■ 課題の内容
下にある「海の博物館」の紹介文を、最後の文に続けて書き進めてください。

■ 紹介文
※

連載企画

注目の人:全国の海洋センター・クラブで活躍する方や、スポーツ選手など、B&G財団が注目する人にインタビューをしています。

No. 84

海を大切にしてくれる子どもたちを増やしたい! 


2013.01.09 UP

~海や漁業の資料を収集しながら海洋教育にも力を入れる、
「海の博物館」館長 石原義剛さん~

温暖な気候と穏やかな湾が連なるリアス式海岸の地形を活かして、古くから漁業が盛んな三重県の志摩半島。この地で網元を務めながら漁業の振興に力を入れた政治家の父、石原円吉氏の意志を受け、昭和46年に漁業や海の大切さを発信する「海の博物館」を鳥羽市に開設した石原義剛さん。 各地に足を運んで集めた伝統的な漁具や船の数々は昭和60年に国の重要有形民俗文化財に指定されましたが、「集めたものを並べて見せるだけが仕事ではありません。海のすばらしさを伝える情報発信や教育活動も大切です」と石原さんは語ります。 今回は、貴重な資料の展示もさることながら、環境問題の研究に取り組む一方、子どもたちを海に連れ出してさまざまな体験教育に力を入れている、「海の博物館」の活動に注目してみました。

※

■ 記録
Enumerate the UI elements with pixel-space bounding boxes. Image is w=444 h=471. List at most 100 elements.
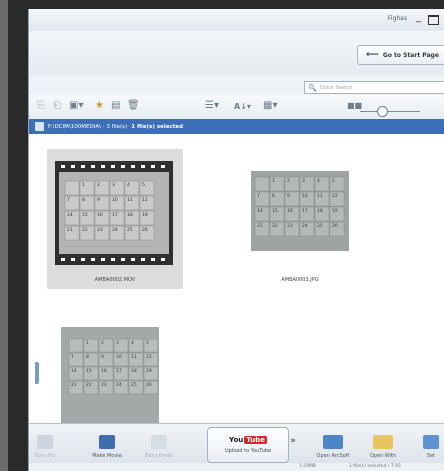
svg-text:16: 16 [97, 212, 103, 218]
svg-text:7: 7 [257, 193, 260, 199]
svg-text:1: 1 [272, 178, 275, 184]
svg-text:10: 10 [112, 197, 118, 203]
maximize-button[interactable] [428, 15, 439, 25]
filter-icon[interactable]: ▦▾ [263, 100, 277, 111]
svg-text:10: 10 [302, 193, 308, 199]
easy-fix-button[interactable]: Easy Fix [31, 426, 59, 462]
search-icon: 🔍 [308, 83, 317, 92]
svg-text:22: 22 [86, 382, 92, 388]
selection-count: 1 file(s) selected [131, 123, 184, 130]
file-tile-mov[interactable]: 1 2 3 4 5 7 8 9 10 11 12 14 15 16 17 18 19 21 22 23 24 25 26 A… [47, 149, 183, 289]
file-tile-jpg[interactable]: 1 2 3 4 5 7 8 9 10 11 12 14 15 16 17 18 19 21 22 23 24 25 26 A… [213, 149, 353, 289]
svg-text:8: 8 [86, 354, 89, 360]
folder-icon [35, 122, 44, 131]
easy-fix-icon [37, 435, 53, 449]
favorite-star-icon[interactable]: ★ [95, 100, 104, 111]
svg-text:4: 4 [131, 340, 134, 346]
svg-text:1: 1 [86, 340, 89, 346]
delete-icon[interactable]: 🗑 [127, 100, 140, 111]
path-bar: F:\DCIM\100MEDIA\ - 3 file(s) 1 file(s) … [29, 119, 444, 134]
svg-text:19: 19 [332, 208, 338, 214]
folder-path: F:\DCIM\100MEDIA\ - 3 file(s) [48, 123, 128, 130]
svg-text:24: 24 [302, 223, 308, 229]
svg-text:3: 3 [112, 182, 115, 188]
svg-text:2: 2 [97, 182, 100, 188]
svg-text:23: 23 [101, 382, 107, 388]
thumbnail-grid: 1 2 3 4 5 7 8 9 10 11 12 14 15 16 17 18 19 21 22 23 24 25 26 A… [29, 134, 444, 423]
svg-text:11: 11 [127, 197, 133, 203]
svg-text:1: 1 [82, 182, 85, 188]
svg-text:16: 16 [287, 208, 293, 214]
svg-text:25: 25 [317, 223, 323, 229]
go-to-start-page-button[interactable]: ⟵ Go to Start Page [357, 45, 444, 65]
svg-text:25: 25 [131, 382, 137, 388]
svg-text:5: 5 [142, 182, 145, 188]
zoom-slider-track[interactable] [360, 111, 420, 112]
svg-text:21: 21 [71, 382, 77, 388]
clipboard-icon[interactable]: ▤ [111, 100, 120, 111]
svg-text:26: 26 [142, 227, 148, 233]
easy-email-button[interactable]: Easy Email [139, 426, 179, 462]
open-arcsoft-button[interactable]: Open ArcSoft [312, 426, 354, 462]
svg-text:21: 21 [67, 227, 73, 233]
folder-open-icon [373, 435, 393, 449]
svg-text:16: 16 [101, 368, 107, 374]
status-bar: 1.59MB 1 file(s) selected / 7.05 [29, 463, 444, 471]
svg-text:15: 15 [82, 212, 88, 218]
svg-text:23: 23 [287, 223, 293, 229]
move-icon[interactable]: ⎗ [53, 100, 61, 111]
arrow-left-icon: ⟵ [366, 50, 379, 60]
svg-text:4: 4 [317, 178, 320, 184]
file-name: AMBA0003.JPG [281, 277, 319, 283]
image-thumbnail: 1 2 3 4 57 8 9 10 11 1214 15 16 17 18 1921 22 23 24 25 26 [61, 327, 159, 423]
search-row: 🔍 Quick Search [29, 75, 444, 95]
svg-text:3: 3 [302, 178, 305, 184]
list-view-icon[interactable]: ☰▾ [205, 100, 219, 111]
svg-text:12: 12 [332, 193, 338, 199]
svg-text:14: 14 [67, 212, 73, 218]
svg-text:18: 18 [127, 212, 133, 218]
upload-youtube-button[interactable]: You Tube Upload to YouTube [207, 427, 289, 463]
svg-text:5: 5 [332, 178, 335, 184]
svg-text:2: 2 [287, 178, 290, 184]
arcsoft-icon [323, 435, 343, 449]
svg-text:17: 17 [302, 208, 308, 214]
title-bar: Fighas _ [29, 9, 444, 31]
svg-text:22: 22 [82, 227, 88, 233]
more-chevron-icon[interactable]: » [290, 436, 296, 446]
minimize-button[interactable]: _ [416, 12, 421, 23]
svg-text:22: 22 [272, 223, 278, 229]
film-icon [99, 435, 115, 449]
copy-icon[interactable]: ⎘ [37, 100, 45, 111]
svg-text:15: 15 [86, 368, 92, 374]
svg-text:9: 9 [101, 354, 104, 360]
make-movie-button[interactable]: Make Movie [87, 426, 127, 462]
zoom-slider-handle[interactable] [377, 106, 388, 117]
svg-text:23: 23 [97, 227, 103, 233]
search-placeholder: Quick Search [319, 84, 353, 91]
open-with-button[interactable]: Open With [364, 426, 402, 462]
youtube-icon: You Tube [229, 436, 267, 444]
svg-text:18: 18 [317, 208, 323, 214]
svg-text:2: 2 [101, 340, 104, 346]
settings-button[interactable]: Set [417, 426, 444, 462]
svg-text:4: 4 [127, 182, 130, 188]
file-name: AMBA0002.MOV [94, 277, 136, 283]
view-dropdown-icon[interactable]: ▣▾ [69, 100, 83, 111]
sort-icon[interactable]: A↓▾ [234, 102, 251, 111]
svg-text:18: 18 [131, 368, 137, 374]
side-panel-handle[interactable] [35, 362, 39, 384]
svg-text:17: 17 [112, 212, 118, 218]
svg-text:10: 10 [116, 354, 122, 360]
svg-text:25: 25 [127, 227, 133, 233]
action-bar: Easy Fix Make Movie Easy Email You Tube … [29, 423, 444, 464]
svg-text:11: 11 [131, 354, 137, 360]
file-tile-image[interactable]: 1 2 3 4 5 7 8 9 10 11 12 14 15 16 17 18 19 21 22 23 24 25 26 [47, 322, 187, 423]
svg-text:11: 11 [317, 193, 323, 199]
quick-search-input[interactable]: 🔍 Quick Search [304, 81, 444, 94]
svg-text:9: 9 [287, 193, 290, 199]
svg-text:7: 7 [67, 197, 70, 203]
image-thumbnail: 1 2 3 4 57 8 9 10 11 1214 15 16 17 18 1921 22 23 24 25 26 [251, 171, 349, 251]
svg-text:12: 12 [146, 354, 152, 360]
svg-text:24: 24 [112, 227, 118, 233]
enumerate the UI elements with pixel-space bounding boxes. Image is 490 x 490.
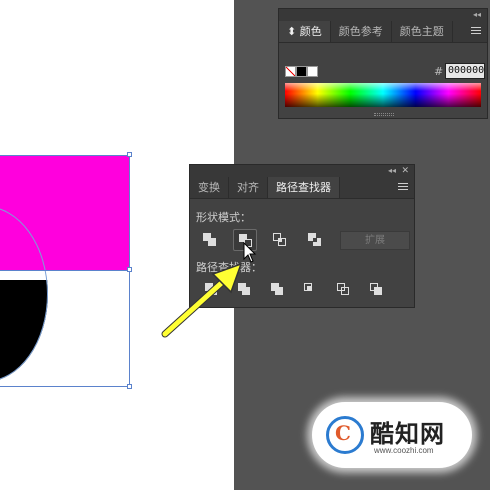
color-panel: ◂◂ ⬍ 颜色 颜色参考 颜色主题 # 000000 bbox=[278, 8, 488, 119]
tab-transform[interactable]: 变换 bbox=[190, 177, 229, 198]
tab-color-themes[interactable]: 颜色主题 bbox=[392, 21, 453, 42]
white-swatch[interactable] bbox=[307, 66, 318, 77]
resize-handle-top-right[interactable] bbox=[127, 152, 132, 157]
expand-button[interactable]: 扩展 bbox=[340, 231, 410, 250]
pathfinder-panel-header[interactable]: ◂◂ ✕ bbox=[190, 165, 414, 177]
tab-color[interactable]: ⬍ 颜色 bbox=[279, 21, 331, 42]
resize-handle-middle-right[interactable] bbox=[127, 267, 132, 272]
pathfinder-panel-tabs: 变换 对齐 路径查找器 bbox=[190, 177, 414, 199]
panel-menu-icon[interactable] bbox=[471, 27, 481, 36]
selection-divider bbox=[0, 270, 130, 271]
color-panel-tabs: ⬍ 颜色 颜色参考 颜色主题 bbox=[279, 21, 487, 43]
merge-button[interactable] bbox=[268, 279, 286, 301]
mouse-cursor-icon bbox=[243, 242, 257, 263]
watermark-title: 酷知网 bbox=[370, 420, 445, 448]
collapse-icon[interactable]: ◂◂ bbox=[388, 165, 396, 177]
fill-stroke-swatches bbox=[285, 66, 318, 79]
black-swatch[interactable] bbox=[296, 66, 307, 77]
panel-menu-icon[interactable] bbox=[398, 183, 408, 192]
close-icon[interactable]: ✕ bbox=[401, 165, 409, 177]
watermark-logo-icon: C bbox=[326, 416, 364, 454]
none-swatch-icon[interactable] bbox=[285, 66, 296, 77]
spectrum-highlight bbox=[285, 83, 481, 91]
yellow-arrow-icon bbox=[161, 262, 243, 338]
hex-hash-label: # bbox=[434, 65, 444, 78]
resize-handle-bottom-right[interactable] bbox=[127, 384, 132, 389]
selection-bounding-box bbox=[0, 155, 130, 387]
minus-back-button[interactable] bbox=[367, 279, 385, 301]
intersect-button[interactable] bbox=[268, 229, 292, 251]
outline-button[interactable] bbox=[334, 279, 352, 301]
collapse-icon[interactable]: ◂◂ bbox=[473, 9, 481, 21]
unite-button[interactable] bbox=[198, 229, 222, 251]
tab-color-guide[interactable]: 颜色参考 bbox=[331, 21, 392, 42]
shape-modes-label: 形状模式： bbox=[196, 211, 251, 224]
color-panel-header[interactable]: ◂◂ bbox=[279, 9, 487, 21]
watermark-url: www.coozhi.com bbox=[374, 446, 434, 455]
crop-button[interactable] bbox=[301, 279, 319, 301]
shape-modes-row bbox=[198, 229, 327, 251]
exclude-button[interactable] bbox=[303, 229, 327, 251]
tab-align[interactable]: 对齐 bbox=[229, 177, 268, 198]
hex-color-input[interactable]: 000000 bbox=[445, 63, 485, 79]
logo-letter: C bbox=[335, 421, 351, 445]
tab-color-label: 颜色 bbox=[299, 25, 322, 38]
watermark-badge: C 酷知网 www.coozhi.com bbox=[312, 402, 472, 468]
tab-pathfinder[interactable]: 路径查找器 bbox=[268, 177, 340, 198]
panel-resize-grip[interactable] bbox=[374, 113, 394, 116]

※

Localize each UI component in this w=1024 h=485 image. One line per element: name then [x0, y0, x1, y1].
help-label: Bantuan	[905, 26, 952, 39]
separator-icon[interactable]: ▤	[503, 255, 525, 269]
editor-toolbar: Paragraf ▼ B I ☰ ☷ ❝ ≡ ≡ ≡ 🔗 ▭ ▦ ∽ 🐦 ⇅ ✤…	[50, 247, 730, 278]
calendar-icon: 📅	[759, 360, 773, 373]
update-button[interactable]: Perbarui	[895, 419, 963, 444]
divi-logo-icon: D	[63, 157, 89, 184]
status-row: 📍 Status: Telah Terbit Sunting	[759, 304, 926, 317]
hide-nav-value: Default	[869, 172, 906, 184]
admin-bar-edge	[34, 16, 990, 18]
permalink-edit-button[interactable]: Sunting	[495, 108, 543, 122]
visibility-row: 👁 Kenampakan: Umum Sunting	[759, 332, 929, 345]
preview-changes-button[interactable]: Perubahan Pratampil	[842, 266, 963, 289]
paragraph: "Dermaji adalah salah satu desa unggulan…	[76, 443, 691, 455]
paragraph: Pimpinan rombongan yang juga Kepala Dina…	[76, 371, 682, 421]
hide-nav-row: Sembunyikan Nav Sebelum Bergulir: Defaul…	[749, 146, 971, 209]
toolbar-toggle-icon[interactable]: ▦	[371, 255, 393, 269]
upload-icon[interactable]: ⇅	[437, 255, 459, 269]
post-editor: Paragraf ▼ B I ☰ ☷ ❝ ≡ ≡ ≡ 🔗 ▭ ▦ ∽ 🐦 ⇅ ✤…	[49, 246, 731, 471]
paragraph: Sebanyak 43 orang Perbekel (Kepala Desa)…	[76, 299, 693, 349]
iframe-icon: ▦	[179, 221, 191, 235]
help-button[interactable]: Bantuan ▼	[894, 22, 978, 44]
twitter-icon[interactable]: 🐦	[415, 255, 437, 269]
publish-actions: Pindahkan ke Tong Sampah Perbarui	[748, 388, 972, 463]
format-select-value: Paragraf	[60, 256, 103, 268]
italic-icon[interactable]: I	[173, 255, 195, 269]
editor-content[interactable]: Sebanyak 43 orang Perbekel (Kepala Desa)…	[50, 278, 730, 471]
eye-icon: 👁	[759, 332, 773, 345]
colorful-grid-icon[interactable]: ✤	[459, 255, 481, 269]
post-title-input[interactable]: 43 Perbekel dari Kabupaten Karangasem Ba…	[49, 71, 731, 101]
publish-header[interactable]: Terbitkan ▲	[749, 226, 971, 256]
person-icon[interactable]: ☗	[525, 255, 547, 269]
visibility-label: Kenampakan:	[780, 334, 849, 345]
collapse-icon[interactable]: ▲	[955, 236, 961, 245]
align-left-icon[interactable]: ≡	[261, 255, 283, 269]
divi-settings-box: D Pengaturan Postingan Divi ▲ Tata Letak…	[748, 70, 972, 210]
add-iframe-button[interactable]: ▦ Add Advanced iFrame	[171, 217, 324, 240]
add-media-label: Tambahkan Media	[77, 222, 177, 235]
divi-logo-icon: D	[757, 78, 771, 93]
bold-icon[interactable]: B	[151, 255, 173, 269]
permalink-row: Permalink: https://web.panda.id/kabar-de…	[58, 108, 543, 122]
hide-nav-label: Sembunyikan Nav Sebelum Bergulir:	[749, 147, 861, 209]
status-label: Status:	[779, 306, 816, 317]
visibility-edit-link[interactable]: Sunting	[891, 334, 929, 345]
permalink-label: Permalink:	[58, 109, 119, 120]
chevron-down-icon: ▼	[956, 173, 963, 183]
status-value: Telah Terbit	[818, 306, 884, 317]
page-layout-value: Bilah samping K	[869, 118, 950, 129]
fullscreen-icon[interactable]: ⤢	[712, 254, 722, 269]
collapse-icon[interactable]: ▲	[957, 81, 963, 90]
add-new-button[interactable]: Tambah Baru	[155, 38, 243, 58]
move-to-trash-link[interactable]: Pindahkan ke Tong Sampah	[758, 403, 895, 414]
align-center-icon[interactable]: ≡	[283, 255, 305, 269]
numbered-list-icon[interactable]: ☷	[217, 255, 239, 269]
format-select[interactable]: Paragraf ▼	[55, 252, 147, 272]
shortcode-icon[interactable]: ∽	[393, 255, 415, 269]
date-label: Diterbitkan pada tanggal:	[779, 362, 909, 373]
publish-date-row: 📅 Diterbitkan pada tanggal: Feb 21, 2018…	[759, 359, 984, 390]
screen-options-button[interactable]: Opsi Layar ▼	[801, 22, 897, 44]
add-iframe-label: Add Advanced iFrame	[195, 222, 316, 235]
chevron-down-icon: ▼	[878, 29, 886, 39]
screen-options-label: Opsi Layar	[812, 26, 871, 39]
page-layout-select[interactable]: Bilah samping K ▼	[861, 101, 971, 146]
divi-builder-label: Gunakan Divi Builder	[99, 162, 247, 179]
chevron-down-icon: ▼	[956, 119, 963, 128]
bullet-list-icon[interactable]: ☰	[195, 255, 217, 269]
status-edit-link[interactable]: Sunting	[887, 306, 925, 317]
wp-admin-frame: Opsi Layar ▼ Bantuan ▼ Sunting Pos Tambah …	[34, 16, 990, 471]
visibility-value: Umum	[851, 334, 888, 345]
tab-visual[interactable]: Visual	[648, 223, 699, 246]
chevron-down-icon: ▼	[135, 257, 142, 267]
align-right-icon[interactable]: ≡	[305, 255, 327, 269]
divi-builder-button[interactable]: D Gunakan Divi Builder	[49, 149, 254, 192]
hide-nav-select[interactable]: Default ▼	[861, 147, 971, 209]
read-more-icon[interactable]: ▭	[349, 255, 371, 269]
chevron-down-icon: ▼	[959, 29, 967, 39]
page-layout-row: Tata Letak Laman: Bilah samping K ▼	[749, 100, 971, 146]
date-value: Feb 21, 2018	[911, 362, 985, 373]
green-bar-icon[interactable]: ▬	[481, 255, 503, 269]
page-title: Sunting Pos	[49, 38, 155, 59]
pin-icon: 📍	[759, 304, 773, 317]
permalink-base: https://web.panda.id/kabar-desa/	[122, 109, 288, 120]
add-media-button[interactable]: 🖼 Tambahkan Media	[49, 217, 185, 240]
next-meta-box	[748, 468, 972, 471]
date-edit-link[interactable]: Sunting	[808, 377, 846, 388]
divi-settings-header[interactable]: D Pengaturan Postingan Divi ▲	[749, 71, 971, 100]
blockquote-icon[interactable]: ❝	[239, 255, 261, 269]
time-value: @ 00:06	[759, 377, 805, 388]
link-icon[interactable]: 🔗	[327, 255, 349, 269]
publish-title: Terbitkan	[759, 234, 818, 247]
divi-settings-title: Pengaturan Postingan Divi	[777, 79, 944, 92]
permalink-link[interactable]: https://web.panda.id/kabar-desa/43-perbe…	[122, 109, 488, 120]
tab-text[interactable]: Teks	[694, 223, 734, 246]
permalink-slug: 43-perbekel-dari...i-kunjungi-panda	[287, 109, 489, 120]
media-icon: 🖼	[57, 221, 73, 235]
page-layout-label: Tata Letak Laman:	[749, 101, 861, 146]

※

■ 回答
プロフィール
●石原義剛さん
昭和12年生まれ、三重県津市出身。大学卒業後、東京で就職するも、32歳のときに父、円吉氏の意志を受けて郷里にU-ターン。3年の準備期間をおいて昭和46年に「海の博物館」を鳥羽市に開設。以後、館長を務めながら大学などで講演をこなす一方、子どもたちを対象にした海洋体験教育にも力を入れている。
●「海の科学館」(財団法人 東海水産科学協会)
網元を務めながら県会議員、衆議院議員を務めた石原円吉氏が、昭和28年に地元の漁業振興を目的に設立した財団法人東海水産科学協会を母体として、昭和46年に設立。三重県各地に伝わる伝統的な漁具や漁村文化の保存・継承を目的とした博物館事業に加え、漁業や海の文化を一般的に知ってもらう啓蒙普及活動にも力を入れている。昭和60年には、博物館が収集した6,800点余の資料が国の重要有形民俗文化財に指定されている。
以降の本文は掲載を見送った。